Dataset items:
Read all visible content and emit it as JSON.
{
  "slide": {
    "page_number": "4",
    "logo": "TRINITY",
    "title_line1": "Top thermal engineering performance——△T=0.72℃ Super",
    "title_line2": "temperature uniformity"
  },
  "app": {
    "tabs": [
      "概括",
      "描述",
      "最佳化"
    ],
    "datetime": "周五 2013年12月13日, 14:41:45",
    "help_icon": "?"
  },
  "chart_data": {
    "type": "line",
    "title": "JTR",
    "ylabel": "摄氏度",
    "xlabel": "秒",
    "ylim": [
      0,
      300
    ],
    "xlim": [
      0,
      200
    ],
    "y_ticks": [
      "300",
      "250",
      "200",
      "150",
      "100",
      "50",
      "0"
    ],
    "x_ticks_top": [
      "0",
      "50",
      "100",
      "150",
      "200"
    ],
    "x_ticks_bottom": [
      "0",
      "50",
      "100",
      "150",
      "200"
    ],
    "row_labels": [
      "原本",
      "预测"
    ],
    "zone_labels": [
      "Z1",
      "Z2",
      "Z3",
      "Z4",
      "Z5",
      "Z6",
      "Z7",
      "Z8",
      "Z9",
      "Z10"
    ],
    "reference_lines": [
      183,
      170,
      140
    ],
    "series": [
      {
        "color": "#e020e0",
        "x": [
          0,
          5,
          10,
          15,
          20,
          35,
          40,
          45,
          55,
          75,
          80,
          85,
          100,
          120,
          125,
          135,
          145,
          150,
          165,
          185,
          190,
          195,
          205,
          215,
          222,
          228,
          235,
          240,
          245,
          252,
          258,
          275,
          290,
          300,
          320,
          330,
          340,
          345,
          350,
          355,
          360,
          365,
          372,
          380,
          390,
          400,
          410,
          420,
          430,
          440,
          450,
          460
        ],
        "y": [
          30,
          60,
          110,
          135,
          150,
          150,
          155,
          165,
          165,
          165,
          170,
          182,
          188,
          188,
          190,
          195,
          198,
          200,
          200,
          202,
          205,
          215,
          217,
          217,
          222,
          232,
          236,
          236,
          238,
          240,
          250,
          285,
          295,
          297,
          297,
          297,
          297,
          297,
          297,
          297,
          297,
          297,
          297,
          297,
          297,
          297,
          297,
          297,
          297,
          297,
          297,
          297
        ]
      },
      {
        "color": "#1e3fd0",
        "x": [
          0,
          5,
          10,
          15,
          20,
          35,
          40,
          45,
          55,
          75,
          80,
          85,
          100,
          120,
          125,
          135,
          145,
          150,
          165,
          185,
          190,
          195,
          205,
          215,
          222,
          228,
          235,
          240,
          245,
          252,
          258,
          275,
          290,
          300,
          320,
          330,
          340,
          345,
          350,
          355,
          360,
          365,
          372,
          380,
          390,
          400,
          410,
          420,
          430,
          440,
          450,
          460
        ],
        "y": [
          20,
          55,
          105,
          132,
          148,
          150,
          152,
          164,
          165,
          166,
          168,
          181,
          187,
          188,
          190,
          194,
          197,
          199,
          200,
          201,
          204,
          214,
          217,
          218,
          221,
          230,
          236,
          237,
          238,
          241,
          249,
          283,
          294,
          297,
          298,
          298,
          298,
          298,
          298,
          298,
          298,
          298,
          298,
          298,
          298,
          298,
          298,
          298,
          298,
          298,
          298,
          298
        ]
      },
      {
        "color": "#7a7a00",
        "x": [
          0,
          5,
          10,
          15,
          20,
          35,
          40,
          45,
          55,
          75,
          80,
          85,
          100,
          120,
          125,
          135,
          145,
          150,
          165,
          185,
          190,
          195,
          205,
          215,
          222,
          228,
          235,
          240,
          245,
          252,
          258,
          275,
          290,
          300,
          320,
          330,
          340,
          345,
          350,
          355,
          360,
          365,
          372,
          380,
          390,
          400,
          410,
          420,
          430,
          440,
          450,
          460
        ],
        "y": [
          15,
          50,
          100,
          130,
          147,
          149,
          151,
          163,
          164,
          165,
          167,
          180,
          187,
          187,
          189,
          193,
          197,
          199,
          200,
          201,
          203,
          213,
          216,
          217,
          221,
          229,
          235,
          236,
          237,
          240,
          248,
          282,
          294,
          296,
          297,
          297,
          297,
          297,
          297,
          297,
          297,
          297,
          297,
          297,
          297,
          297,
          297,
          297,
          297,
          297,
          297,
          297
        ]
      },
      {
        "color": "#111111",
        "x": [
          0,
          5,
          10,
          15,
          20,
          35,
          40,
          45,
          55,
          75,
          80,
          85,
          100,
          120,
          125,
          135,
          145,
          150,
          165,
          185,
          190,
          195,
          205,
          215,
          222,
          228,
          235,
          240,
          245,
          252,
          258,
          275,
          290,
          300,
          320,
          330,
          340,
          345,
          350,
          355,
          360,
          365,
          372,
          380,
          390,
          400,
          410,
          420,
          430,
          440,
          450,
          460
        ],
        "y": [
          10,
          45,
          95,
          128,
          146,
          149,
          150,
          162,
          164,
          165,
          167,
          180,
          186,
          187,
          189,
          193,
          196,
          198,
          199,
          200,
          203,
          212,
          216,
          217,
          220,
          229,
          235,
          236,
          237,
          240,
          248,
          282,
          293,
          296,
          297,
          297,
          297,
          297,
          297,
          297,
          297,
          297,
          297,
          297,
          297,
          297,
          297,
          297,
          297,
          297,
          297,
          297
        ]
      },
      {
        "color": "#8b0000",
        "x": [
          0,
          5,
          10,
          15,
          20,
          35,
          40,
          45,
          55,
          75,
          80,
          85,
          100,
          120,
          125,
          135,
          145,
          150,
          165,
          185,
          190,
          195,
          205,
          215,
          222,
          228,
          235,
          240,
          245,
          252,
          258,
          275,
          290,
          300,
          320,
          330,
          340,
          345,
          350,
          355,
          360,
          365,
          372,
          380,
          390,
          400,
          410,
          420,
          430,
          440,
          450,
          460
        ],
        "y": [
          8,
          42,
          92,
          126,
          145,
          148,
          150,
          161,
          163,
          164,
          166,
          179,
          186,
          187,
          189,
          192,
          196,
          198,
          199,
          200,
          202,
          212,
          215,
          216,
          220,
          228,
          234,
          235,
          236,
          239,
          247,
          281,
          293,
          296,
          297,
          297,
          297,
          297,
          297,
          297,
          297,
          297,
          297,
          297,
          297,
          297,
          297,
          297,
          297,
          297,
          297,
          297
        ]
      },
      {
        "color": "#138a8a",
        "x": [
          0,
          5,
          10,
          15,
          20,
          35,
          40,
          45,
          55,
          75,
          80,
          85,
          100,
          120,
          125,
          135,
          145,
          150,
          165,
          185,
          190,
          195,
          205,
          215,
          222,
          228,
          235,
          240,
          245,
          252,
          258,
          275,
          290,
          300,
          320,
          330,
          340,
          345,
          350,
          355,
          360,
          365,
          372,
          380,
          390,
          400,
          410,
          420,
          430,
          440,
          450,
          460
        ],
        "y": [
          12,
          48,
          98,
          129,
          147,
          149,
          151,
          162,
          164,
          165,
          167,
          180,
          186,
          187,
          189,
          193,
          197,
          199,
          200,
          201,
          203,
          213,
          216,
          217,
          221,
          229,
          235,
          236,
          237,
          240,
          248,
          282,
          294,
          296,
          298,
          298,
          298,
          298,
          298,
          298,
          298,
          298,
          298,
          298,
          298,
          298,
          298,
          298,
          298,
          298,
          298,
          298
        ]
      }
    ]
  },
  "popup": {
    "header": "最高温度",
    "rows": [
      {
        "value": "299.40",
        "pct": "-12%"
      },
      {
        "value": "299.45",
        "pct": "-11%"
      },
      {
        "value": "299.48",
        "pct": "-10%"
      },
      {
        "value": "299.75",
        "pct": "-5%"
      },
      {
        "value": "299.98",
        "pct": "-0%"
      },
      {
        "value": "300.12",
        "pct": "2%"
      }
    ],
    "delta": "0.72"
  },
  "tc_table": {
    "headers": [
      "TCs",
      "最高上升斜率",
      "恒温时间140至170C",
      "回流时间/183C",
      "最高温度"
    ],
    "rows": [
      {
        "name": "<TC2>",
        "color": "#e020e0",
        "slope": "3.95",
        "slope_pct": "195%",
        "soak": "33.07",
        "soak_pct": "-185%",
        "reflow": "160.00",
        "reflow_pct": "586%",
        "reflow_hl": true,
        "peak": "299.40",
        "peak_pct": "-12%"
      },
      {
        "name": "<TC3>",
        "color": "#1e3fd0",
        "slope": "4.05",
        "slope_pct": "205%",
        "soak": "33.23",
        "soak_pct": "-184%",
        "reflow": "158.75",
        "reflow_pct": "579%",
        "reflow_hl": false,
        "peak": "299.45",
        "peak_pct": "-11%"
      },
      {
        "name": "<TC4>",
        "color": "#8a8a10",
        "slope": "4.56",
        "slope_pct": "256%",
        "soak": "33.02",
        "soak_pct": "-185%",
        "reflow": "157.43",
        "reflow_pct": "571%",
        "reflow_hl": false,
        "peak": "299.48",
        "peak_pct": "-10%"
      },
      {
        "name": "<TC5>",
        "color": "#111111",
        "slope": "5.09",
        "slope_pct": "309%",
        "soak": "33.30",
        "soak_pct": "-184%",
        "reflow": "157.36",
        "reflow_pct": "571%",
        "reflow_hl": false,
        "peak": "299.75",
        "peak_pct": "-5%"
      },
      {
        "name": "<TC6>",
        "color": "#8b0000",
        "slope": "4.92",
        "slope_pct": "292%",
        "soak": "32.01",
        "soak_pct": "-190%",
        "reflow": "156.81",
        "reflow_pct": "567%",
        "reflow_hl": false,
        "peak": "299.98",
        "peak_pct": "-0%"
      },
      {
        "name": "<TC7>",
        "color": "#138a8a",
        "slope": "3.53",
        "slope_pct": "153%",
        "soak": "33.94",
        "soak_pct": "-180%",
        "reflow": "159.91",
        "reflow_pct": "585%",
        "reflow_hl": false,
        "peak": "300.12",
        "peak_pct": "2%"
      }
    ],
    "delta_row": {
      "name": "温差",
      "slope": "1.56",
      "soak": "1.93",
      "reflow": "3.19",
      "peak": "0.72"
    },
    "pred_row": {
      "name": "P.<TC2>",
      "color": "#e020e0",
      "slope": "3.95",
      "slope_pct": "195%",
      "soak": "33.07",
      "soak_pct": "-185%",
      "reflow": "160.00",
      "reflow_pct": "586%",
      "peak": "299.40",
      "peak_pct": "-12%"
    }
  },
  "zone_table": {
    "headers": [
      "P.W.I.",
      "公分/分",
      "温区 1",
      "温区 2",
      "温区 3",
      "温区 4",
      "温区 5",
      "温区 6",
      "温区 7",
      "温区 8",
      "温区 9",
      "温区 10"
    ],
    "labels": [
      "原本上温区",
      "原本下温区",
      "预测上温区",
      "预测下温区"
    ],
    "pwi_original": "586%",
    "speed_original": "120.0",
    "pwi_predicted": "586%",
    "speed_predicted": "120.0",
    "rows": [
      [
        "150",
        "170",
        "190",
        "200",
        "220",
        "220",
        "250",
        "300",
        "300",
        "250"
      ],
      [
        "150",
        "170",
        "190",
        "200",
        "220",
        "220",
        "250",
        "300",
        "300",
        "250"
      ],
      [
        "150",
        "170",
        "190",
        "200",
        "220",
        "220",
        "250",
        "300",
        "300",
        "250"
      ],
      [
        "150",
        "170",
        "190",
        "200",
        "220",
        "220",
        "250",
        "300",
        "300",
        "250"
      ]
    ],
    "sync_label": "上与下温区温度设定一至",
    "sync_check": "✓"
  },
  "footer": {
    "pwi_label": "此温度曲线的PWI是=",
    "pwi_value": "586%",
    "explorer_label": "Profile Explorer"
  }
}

TASK STATEMENT: Count every line in the entries above where the word "name" appears; respond with the number alone.

RESPONSE TO THE EXERCISE: 8